Text extract:
========

Remove duplicate from csv using bash / awk

Question

I have a csv file with the format :

"id-1"|"A"
"id-2"|"C"
"id-1"|"B"
"id-1"|"D"
"id-2"|"B"
"id-3"|"A"
"id-3"|"A"
"id-1"|"B"

I want to group by first column unique id's and concat types in a single row like this:

"id-1"|"A:B:D"
"id-2"|"B:C"
"id-3"|"A"

I found awk does a great job in handling such scenarios. But all I could achieve is this:

"id-1"|"A":"B":"D":"B"
"id-2"|"B":"C"
"id-3"|"A":"A"

I used this command:

awk -F "|" '{if(a[$1])a[$1]=a[$1]":"$2; else a[$1]=$2;}END{for (i in a)print i, a[i];}' OFS="|" file

How can I remove the duplicates and also handle the formatting of the second column types?

Why "id-2"|"B:C" instead of "id-2"|"C:B" in output when C value comes first. — anubhava
– anubhava, Commented Oct 12, 2017 at 13:57
@Qedrix just be aware that any awk solution using the in operator (e.g. for (i in array)) unless it's gawk and sets sorted_in will not produce sorted output - if the output looks like it IS sorted, that's pure coincidence with your specific data set and you can be sure it will not be with other input. — Ed Morton
– Ed Morton, Commented Oct 12, 2017 at 18:38

Sundeep · Accepted Answer · 2017-10-12 14:10:11Z

2

quick fix:

$ awk -F "|" '!seen[$0]++{if(a[$1])a[$1]=a[$1]":"$2; else a[$1]=$2;}END{for (i in a)print i, a[i];}' OFS="|" file 
"id-1"|"A":"B":"D"
"id-2"|"C":"B"
"id-3"|"A"

!seen[$0]++ will be true only if line was not already seen

If second column should all be within double quotes

$ awk -v dq='"' 'BEGIN{FS=OFS="|"}
                 !seen[$0]++{a[$1]=a[$1] ? a[$1]":"$2 : $2}
                 END{for (i in a){gsub(dq,"",a[i]); print i, dq a[i] dq}}' file
"id-1"|"A:B:D"
"id-2"|"C:B"
"id-3"|"A"

edited Oct 12, 2017 at 14:10

answered Oct 12, 2017 at 13:55

Sundeep

23.9k2 gold badges35 silver badges131 bronze badges

Sign up to request clarification or add additional context in comments.

========

Task to carry out: Please continue the thread on removing duplicate CSV entries with awk, picking up right after its last line. The listing after this thread is separate material, apart from it.

Raw data:
========

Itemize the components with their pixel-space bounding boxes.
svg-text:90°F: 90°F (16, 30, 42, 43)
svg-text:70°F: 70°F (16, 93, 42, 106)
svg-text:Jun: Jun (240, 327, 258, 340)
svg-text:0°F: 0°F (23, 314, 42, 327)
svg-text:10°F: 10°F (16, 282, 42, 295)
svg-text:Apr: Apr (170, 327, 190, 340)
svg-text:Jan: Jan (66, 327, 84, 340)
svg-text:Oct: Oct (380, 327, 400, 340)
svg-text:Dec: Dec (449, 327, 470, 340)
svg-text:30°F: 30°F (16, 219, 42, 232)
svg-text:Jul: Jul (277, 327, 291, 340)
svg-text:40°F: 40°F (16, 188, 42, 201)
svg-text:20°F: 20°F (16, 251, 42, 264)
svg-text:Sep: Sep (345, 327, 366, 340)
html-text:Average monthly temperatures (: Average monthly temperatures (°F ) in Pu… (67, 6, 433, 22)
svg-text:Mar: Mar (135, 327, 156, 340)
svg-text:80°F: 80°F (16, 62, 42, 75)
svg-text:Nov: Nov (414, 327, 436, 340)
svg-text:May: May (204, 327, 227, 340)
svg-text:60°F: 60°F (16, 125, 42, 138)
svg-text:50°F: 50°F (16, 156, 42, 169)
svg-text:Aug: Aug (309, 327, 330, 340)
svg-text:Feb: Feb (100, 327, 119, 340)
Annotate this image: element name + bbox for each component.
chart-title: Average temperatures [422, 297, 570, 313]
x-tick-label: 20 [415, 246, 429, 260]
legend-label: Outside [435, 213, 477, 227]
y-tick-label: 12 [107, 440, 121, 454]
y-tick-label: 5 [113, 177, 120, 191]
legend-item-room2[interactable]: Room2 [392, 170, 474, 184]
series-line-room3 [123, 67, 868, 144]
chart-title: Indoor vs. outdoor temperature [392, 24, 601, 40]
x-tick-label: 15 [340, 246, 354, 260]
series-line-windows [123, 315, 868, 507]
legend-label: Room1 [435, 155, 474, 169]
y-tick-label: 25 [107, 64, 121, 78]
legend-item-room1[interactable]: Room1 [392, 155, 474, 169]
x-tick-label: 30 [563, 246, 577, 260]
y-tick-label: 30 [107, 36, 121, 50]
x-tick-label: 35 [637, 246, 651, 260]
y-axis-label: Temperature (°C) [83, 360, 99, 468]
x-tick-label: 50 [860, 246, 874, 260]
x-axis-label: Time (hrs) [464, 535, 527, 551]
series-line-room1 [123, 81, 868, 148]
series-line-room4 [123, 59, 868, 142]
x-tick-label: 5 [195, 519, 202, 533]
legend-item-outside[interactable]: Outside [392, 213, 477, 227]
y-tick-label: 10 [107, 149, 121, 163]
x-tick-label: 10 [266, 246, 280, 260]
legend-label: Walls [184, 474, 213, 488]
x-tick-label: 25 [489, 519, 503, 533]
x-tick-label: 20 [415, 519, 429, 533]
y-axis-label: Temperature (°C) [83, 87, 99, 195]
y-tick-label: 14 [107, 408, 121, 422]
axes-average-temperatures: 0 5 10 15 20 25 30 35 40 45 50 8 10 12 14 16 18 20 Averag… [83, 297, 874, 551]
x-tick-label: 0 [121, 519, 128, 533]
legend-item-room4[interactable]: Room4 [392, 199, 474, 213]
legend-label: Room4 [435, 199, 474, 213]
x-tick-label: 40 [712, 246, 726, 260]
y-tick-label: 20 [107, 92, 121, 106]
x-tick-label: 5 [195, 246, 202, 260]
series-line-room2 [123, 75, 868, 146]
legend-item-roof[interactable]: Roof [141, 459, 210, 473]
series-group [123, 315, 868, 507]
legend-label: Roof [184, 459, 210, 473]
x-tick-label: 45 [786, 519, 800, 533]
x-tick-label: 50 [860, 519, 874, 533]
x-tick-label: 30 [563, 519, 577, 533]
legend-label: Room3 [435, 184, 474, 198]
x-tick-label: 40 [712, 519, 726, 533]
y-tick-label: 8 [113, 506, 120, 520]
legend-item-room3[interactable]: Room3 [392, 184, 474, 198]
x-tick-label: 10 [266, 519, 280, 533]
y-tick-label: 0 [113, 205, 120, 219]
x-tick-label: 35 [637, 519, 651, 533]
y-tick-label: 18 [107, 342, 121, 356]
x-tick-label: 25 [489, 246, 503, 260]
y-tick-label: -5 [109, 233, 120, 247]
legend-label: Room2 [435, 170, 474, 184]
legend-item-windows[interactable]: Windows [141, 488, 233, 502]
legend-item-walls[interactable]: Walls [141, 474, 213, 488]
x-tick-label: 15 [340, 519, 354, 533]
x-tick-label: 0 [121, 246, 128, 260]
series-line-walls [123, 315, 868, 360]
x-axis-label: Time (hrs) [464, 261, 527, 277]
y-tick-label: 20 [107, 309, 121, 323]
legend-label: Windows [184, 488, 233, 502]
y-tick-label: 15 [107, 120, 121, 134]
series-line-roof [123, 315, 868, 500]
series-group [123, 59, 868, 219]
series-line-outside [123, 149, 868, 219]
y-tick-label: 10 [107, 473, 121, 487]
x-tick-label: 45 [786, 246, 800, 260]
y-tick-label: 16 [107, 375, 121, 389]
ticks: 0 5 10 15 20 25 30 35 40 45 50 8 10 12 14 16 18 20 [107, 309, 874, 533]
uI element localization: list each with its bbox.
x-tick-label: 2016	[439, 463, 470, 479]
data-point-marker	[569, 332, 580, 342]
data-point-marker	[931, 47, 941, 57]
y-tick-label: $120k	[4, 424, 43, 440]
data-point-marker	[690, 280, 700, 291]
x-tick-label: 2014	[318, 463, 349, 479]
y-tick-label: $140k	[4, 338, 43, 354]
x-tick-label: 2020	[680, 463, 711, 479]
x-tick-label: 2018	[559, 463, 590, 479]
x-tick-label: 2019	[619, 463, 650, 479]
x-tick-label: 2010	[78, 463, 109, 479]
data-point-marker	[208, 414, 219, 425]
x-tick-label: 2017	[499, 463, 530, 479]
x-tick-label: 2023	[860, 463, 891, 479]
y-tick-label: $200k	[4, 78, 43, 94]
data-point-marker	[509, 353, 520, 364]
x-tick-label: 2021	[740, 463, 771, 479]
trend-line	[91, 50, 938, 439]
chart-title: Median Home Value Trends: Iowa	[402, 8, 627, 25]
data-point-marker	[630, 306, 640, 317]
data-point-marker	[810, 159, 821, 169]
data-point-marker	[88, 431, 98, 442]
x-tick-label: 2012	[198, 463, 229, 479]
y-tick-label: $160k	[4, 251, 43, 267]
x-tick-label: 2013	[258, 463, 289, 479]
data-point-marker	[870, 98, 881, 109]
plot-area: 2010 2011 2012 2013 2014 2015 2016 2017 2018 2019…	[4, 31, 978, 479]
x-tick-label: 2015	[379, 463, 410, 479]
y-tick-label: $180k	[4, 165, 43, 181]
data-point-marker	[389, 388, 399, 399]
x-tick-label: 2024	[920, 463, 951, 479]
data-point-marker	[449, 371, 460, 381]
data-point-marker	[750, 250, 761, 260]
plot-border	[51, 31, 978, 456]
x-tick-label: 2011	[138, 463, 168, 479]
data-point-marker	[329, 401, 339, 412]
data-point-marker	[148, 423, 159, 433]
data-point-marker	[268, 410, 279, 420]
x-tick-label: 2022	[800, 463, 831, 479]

========

Task output:
2 Comments

RomanPerekhrest Over a year ago

should not it be "B:C" in the 2nd line?

Sundeep Over a year ago

@RomanPerekhrest I am not sorting it, hopefully OP will clarify if that is a requirement

Ed Morton · Accepted Answer · 2017-10-12 18:35:02Z

2

With GNU awk for true multi-dimensional arrays and gensub() and sorted_in:

$ awk -F'|' '
    { a[$1][gensub(/"/,"","g",$2)] }
    END {
        PROCINFO["sorted_in"] = "@ind_str_asc"
        for (i in a) {
            c = 0
            for (j in a[i]) {
                printf "%s%s", (c++ ? ":" : i "|\""), j
            }
            print "\""
        }
    }
' file
"id-1"|"A:B:D"
"id-2"|"B:C"
"id-3"|"A"

The output rows and columns will both be string-sorted (i.e. alphabetically by characters) in ascending order.

edited Oct 12, 2017 at 18:35

answered Oct 12, 2017 at 15:06

Ed Morton

209k18 gold badges90 silver badges212 bronze badges

3 Comments

anubhava Over a year ago

This is best answer here. Though I don't understand how it got B:C instead of C:B since C appeared first in input.

Ed Morton Over a year ago

Pure coincidence. The in operator visits the array indices in hash order (or other randomness but that's the usual...) so the output could've been in any order.

Ed Morton Over a year ago

@anubhava The OP just added a comment that she wanted the output sorted so I've add thesorted_in statement to take care of that.

RomanPerekhrest · Accepted Answer · 2017-10-12 16:08:17Z

1

Short GNU datamash + tr solution:

datamash -st'|' -g1 unique 2 <file | tr ',' ':'

The output:

"id-1"|"A":"B":"D"
"id-2"|"B":"C"
"id-3"|"A"

----------

In case if between-item double quotes should be eliminated - use the following alternative:

datamash -st'|' -g1 unique 2 <file | sed 's/","/:/g'

The output:

"id-1"|"A:B:D"
"id-2"|"B:C"
"id-3"|"A"

edited Oct 12, 2017 at 16:08

answered Oct 12, 2017 at 14:00

RomanPerekhrest

93.1k4 gold badges75 silver badges112 bronze badges

Comments

Akshay Hegde · Accepted Answer · 2017-10-12 14:31:06Z

For sample, input below one will work, but unsorted

One-liner

# using two array ( recommended )
awk 'BEGIN{FS=OFS="|"}!seen[$1,$2]++{a[$1] = ($1 in a ? a[$1] ":" : "") $2}END{for(i in a)print i,a[i]}' infile

# using regexp 
awk 'BEGIN{FS=OFS="|"}{ a[$1] = $1 in a ? ( a[$1] ~ ("(^|:)"$2"(:|$)") ? a[$1] :  a[$1]":"$2  ) : $2}END{for(i in a)print i,a[i]}' infile

Test Results:

$ cat infile
"id-1"|"A"
"id-2"|"C"
"id-1"|"B"
"id-1"|"D"
"id-2"|"B"
"id-3"|"A"
"id-3"|"A"
"id-1"|"B"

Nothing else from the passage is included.